Assignment: In the data below, find each line that contains the word "better" and copy it.
┌─ Records for the exercise
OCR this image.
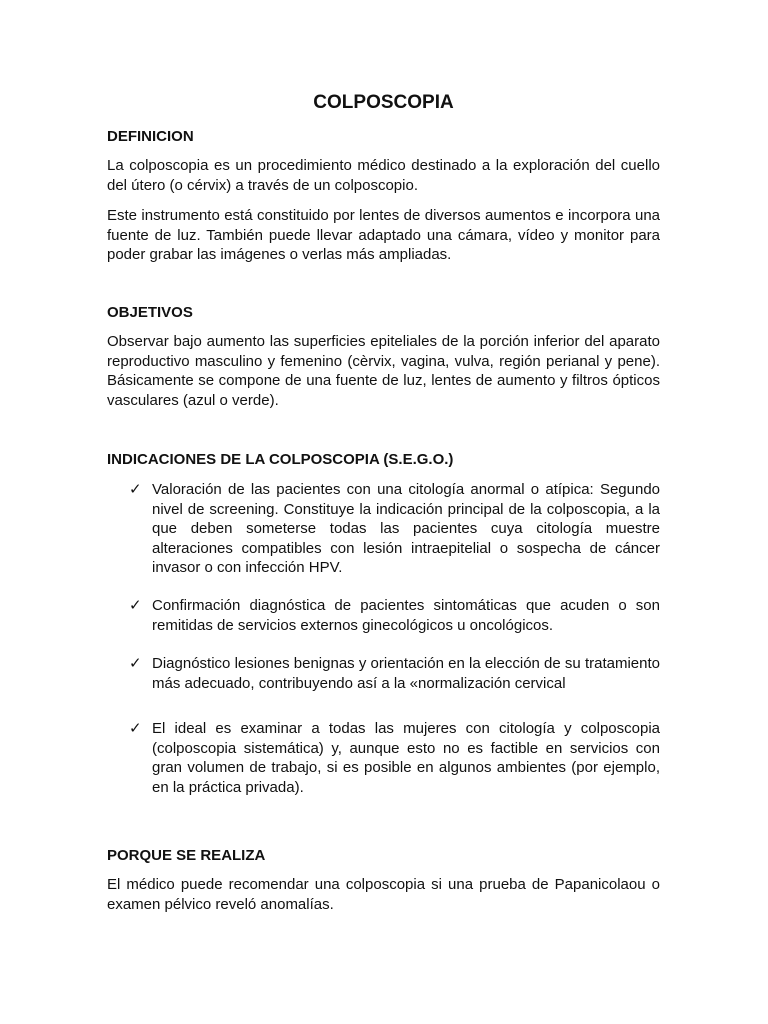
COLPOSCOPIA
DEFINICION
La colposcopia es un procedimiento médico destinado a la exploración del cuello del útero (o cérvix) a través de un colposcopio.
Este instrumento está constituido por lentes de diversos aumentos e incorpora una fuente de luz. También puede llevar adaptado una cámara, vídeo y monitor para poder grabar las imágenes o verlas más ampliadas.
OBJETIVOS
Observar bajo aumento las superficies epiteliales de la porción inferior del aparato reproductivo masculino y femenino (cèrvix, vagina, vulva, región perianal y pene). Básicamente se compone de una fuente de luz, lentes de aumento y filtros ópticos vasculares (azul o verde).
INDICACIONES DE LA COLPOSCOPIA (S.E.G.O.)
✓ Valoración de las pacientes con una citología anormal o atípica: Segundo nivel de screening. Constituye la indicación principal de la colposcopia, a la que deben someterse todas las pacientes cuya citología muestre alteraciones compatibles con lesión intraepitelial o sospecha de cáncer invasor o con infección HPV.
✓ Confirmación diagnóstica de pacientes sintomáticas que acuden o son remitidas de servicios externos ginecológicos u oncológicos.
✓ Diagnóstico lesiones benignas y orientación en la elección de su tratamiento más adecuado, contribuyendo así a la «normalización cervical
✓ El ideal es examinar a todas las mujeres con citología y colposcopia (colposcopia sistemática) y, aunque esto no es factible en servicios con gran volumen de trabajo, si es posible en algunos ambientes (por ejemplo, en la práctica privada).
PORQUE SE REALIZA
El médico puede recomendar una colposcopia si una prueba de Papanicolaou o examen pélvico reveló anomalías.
└─
┌─ Records for the exercise
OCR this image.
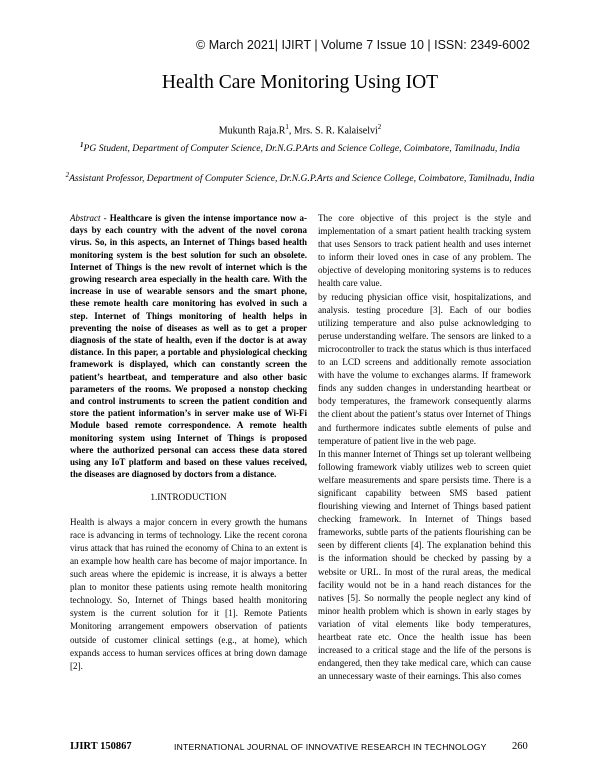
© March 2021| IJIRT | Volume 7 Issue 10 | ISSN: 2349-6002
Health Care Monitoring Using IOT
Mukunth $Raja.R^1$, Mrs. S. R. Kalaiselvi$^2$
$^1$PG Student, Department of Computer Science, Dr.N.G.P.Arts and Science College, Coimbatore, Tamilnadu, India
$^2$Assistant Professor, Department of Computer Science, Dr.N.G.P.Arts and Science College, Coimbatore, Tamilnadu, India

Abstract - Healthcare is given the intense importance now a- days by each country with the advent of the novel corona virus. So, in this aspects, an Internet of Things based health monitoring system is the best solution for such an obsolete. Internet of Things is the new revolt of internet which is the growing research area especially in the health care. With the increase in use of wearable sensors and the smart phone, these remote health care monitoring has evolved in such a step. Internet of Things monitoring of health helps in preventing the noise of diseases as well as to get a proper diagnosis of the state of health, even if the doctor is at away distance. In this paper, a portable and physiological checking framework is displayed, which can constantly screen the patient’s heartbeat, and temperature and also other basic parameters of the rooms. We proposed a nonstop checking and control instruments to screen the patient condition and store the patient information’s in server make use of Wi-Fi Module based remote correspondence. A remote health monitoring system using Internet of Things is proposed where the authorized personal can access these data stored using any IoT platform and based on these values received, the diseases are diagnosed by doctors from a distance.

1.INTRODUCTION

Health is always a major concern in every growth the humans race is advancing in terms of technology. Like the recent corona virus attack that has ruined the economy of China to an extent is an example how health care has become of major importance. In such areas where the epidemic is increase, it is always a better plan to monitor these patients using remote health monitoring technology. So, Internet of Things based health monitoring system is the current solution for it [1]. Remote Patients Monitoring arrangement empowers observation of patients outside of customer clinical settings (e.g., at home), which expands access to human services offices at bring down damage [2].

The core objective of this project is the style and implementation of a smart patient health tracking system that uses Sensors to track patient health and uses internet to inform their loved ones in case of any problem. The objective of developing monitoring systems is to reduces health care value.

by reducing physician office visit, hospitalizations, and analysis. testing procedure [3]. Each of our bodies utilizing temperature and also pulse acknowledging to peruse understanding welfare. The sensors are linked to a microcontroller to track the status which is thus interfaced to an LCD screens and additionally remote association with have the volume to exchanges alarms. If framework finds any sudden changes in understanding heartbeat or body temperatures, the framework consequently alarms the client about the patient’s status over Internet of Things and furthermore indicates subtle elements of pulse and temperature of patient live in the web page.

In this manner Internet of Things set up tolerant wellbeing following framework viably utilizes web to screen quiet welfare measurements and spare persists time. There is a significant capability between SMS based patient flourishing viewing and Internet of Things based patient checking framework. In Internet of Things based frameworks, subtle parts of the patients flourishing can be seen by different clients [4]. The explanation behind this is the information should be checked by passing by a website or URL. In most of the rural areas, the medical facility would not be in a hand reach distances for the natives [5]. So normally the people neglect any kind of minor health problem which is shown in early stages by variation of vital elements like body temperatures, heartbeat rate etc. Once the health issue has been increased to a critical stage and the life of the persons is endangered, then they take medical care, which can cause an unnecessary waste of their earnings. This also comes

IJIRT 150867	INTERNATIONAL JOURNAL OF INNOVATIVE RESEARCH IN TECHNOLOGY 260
└─
┌─ Records for the exercise
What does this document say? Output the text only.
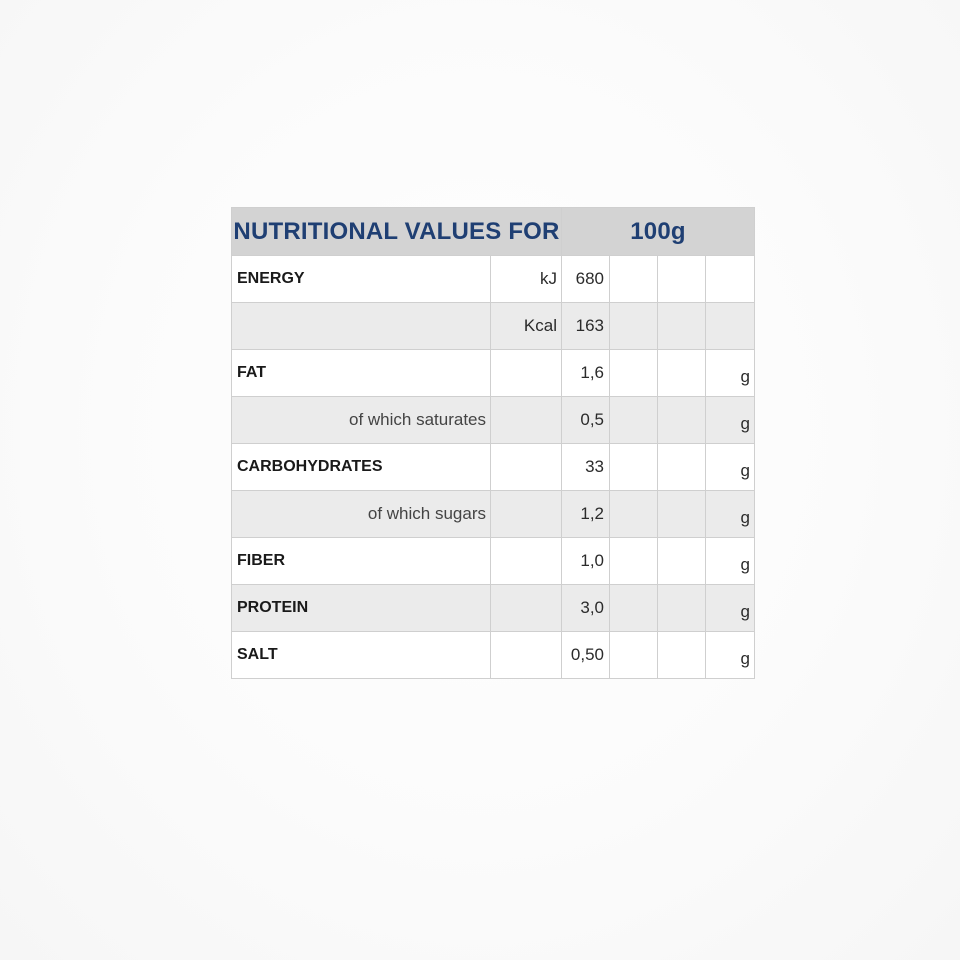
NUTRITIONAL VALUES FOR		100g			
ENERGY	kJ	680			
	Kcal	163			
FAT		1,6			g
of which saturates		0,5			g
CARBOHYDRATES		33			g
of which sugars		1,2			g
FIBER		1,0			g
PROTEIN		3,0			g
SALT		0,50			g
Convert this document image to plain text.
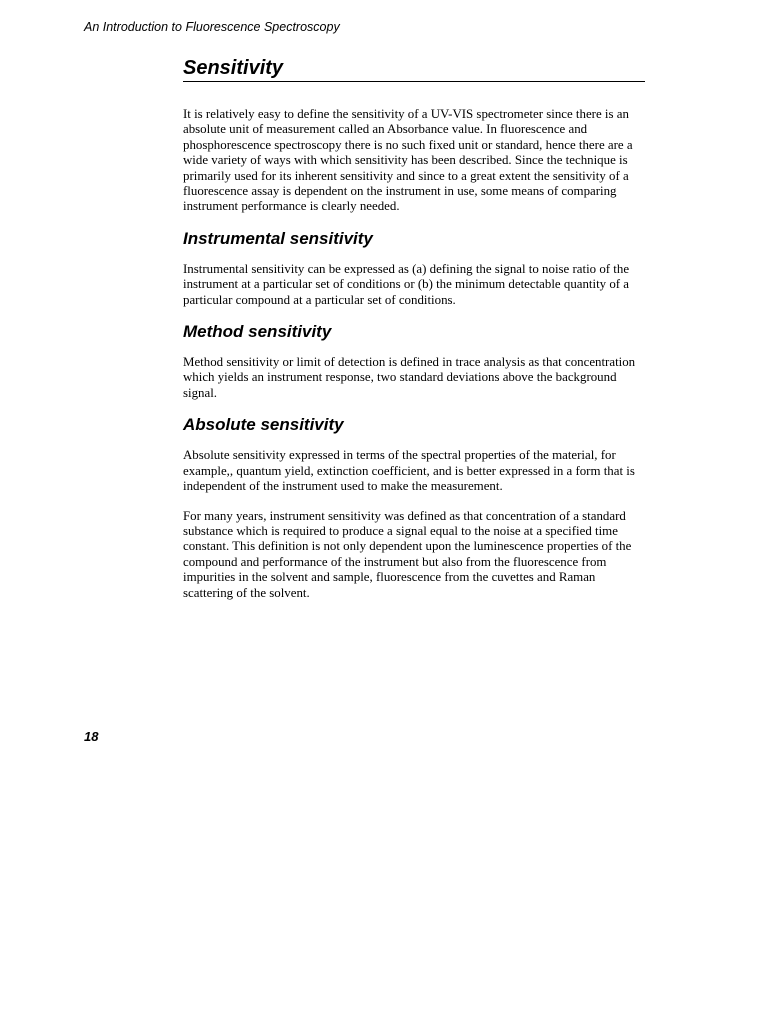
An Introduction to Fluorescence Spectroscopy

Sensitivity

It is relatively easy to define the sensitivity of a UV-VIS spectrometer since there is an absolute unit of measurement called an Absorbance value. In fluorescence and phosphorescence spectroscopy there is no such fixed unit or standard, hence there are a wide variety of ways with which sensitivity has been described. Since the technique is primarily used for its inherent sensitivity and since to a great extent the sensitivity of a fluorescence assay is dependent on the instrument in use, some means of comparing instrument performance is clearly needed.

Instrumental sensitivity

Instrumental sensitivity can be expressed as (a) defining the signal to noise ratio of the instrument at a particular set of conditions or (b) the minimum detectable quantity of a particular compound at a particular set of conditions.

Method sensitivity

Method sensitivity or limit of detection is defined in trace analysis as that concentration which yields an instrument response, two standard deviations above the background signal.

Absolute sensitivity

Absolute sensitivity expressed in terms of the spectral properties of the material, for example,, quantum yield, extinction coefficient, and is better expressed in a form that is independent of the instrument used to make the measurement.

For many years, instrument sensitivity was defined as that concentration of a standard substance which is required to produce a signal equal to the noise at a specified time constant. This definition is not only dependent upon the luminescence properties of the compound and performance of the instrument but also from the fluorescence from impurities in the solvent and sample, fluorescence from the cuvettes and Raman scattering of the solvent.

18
└─
Worked solution:
Health is always a major concern in every growth the humans race is advancing in terms of technology. Like the recent corona virus attack that has ruined the economy of China to an extent is an example how health care has become of major importance. In such areas where the epidemic is increase, it is always a better plan to monitor these patients using remote health monitoring technology. So, Internet of Things based health monitoring system is the current solution for it [1]. Remote Patients Monitoring arrangement empowers observation of patients outside of customer clinical settings (e.g., at home), which expands access to human services offices at bring down damage [2].
Absolute sensitivity expressed in terms of the spectral properties of the material, for example,, quantum yield, extinction coefficient, and is better expressed in a form that is independent of the instrument used to make the measurement.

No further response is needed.